Extract provided
^^^^
Thomas Jefferson Papers

To Thomas Jefferson from Abraham Bradley, Jr., 13 September 1804

General Post Office Septemr. 13. 1804


Agreeable to the postmaster generals directions I have the honor to inclose the honble. John Stewarts letters of July 23rd to the Secretary of state complaining that the western mail is sent by a new route &c.—also a copy of the P M General’s letter of July 13th to Mr. Stewart and of my letter to him of August 9th. being the whole that we have written him on the subject.

Mr. Stewarts complaint is 1st that the main Western mail is sent by a route other than the one by York, which he supposes unauthorised by law, & 2ndly that the carriage of the mail on part of a post road from York to Carlisle was discontinued.

1st. The act to establish the post office and postroads passed May 3. 1794 enacts “That the following be established as post roads namely”—“From Philadelphia, by Lancaster, Yorktown, Carlisle, Shippensburg, Chambersburg, Bedford and, Greensburg to Pittsburg”—“From Philadelphia by Norristown, Pottsgrove, Reading, Lebanon & Harrisburg to Carlisle”—And by an additional act passed April 23. 1800 the following was established, “From Lancaster, by Elizabethtown and Middletown to Harrisburg, Sunbury & Northumberland”—By the sketch annexed it will be seen how these roads connect with each other, & that the mail from Philadelphia for Pittsburg & the western country may be sent by various routes with little difference in point of distance, & that mail carriers are employed on each.

The words of the act go merely to designate various post roads, they no where require the postmaster general to include specific parts in one contract or require the mail for any portion to be carried by the same hand. Neither does it require that the particular mails from Philadelphia for Pittsburg shall be sent by any specific route.

The 1st sect. of the act to establish the post office, among other things designates the duties of the postmaster general—“He shall provide for the carriage of the mail on all postroads that are or may be established by law & as often as he having regard to the productiveness thereof and other circumstances shall think proper.” These are the only clauses or acts that relate to the subject.   We consider that from Philadelphia by Lancaster Elizabethtown, Middletown & Harrisburg to Carlisle is as much a post road as from Philadelphia by Lancaster, & Yorktown to Carlisle & it has always been a practice to include such portions of post road in particular contract without reference to the original act, as appears eligible. This is in a measure necessary to the due conveyance of the mail, for in the first establishment, many routes for want of direct roads or for the accomodation of particular places were made quite circuitous, & subsequent acts without discontinuing the bends have made near or cross routes from one bend to the other; whenever this has been the case the contracts have been made for the strait route, & separate ones to accomodate the places on the bends.   In this view it is considered that the postmaster general had a clear right to send the great western mail by Harrisburg in the manner that he has done.
^^^^
Objectives
1. In the 1804 letter from Abraham Bradley, Jr., to Thomas Jefferson, why have mail contracts been made for the straight route, with separate contracts for the places on the bends?
2. Carry on the letter about the western mail route from its last sentence, in the same voice.
Nothing in the listing after this point is needed.

Data section
^^^^
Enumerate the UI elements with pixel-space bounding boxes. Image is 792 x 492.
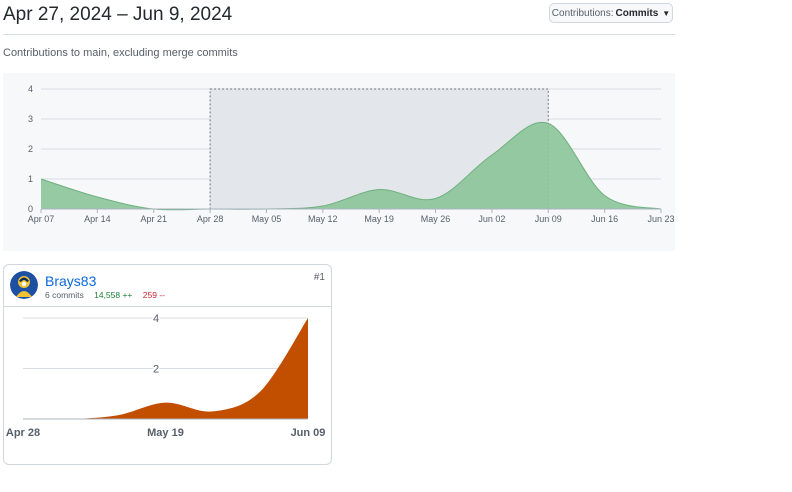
^^^^
Written responses
1. Many of the first routes were laid out circuitously, either for want of direct roads or to serve particular places. Later acts added near or cross routes between the bends without discontinuing the bends. Contracting for the straight route, with separate contracts for the places on the bends, was therefore needed for the proper conveyance of the mail.

2.
Mr. Stewart states that application was made to the last Congress for an act to direct the Western mail to be sent by Harrisburg & that it was not acted upon; hence he infers that Congress considered that it ought to be continued by York. But if we consider that no act of congress ever required it to be conveyed by York, or ever was passed requiring any particular mail or mails to be conveyed by a specific road the inference if any must be that it was not considered a proper subject for congress to act upon, & that it was properly confided to the discretion of the postmaster general.

When proposals for carrying the mail in stages between Lancaster & Pittsburg were first made, the proposers insisted upon running by Harrisburg and not by York. The postmaster general was aware that the citizens of York would be dissatisfied if the stages to the western country were not made to pass through that town, & therefore endeavoured to prevail on those who made the proposals to run that way but was unsuccessful. The two routes branch at Lancaster and meet at Carlisle; by our account the distance from Lancaster by Harrisburg to Carlisle, the route which is taken by the stages, is fifty three miles, and from Lancaster by York to Carlisle fifty nine miles, making a difference of six miles in favour of the former, & the proposers represented the quality of the road equally in its favour. But this was not the motive which governed the postmaster general, as he had only the alternative of contracting to carry in stages by the Harrisburg route or continuing it by the York route on horseback.   The establishment of stages on great public roads is so important to the convenience of the public and to the security of the mail that he could not hesitate about acceding to the offer. A contract has accordingly been made for carrying the mail in stages from Lancaster by Harrisburg to Pittsburg for the term of four years commencing on the first day of July last. And I have good grounds for saying that it is very pleasing to a large portion of the citizens of Pennsylvania.

2nd. That the carriage of the mail on the part of a post road, from York to Carlisle was discontinued?

In the 1st. section of the act to establish the post office, the postmaster general is authorised to “direct the route or road where there are more than one between places designated by law for a post road, which route shall be considered the post road.” From York to Carlisle there are several routes or roads, the mail has usually been carried on the nearest route through Dover, but this was never designated as the postroad by the postmaster general but it was left to the carriers to take which route they pleased, on this road there is no post office & I have not heard that there is any place where one would be useful. But by another road from York by Abbotstown, Berlin, the Sulphur Springs to Carlisle, there are two post offices, and the mail is already carried there; the distance by the nearest route being 37 miles & by this only 41 miles (according to our account). on this account the postmaster-general concluded to direct that this should be considered the postroad between York & Carlisle & that the mail should be sent upon it.

The P.M.G. was the more induced to do this, because it was found there was very little correspondence carried on between York & Carlisle and that the whole value of postages in one quarter did not amount to seven dollars or to the rate of 28 dollars in a year.

The reason for resuming the nearest road is assigned by the postmaster general in his letter to Mr. Stewart & the mail has been carried upon it once a week since the 15 August last.

From the whole I think it will appear that the postmaster general has not exceeded his authority & while he has been attentive to the public interest he has been desirous to serve the citizens of York.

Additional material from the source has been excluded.